Given problem — The records that follow need to be output exactly as they are.

Working data —
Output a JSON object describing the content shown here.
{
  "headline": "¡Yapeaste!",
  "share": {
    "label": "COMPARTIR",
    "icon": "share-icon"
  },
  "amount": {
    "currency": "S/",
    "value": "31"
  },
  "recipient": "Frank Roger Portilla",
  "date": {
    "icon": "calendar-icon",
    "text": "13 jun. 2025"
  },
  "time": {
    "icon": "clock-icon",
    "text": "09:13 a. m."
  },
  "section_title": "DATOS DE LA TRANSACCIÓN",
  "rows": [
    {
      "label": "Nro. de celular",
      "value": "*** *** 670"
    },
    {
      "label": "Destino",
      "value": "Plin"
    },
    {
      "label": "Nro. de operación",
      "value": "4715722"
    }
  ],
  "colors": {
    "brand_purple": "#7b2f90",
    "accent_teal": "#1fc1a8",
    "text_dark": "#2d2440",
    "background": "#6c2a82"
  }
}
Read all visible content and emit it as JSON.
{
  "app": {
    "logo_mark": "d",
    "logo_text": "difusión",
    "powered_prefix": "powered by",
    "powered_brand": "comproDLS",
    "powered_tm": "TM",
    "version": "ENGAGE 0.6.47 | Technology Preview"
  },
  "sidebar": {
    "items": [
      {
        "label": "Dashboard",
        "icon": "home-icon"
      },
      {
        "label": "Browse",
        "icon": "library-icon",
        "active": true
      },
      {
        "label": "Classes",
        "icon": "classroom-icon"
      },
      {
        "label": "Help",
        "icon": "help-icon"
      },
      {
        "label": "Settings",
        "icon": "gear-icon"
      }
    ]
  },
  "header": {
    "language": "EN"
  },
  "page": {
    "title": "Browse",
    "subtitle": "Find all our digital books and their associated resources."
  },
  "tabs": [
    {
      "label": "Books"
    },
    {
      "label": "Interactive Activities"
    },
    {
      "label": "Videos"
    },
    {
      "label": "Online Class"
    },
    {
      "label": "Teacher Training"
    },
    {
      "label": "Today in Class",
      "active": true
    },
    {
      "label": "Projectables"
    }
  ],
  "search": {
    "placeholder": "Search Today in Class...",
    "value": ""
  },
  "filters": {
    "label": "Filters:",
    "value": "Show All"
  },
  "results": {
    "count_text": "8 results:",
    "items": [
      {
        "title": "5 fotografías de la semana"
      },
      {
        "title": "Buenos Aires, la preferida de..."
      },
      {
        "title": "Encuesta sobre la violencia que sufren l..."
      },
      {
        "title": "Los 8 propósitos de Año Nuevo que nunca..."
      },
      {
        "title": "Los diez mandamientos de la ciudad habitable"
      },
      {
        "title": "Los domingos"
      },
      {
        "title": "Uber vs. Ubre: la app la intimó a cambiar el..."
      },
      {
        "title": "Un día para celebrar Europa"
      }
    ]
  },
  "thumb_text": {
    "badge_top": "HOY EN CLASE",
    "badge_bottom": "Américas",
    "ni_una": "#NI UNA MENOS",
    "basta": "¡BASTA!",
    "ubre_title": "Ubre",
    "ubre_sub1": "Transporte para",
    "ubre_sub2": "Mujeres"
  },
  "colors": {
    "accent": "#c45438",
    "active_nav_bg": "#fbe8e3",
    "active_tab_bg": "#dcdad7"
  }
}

Written response —
Output a JSON object describing the content shown here.
{
  "headline": "¡Yapeaste!",
  "share": {
    "label": "COMPARTIR",
    "icon": "share-icon"
  },
  "amount": {
    "currency": "S/",
    "value": "31"
  },
  "recipient": "Frank Roger Portilla",
  "date": {
    "icon": "calendar-icon",
    "text": "13 jun. 2025"
  },
  "time": {
    "icon": "clock-icon",
    "text": "09:13 a. m."
  },
  "section_title": "DATOS DE LA TRANSACCIÓN",
  "rows": [
    {
      "label": "Nro. de celular",
      "value": "*** *** 670"
    },
    {
      "label": "Destino",
      "value": "Plin"
    },
    {
      "label": "Nro. de operación",
      "value": "4715722"
    }
  ],
  "colors": {
    "brand_purple": "#7b2f90",
    "accent_teal": "#1fc1a8",
    "text_dark": "#2d2440",
    "background": "#6c2a82"
  }
}
Read all visible content and emit it as JSON.
{
  "app": {
    "logo_mark": "d",
    "logo_text": "difusión",
    "powered_prefix": "powered by",
    "powered_brand": "comproDLS",
    "powered_tm": "TM",
    "version": "ENGAGE 0.6.47 | Technology Preview"
  },
  "sidebar": {
    "items": [
      {
        "label": "Dashboard",
        "icon": "home-icon"
      },
      {
        "label": "Browse",
        "icon": "library-icon",
        "active": true
      },
      {
        "label": "Classes",
        "icon": "classroom-icon"
      },
      {
        "label": "Help",
        "icon": "help-icon"
      },
      {
        "label": "Settings",
        "icon": "gear-icon"
      }
    ]
  },
  "header": {
    "language": "EN"
  },
  "page": {
    "title": "Browse",
    "subtitle": "Find all our digital books and their associated resources."
  },
  "tabs": [
    {
      "label": "Books"
    },
    {
      "label": "Interactive Activities"
    },
    {
      "label": "Videos"
    },
    {
      "label": "Online Class"
    },
    {
      "label": "Teacher Training"
    },
    {
      "label": "Today in Class",
      "active": true
    },
    {
      "label": "Projectables"
    }
  ],
  "search": {
    "placeholder": "Search Today in Class...",
    "value": ""
  },
  "filters": {
    "label": "Filters:",
    "value": "Show All"
  },
  "results": {
    "count_text": "8 results:",
    "items": [
      {
        "title": "5 fotografías de la semana"
      },
      {
        "title": "Buenos Aires, la preferida de..."
      },
      {
        "title": "Encuesta sobre la violencia que sufren l..."
      },
      {
        "title": "Los 8 propósitos de Año Nuevo que nunca..."
      },
      {
        "title": "Los diez mandamientos de la ciudad habitable"
      },
      {
        "title": "Los domingos"
      },
      {
        "title": "Uber vs. Ubre: la app la intimó a cambiar el..."
      },
      {
        "title": "Un día para celebrar Europa"
      }
    ]
  },
  "thumb_text": {
    "badge_top": "HOY EN CLASE",
    "badge_bottom": "Américas",
    "ni_una": "#NI UNA MENOS",
    "basta": "¡BASTA!",
    "ubre_title": "Ubre",
    "ubre_sub1": "Transporte para",
    "ubre_sub2": "Mujeres"
  },
  "colors": {
    "accent": "#c45438",
    "active_nav_bg": "#fbe8e3",
    "active_tab_bg": "#dcdad7"
  }
}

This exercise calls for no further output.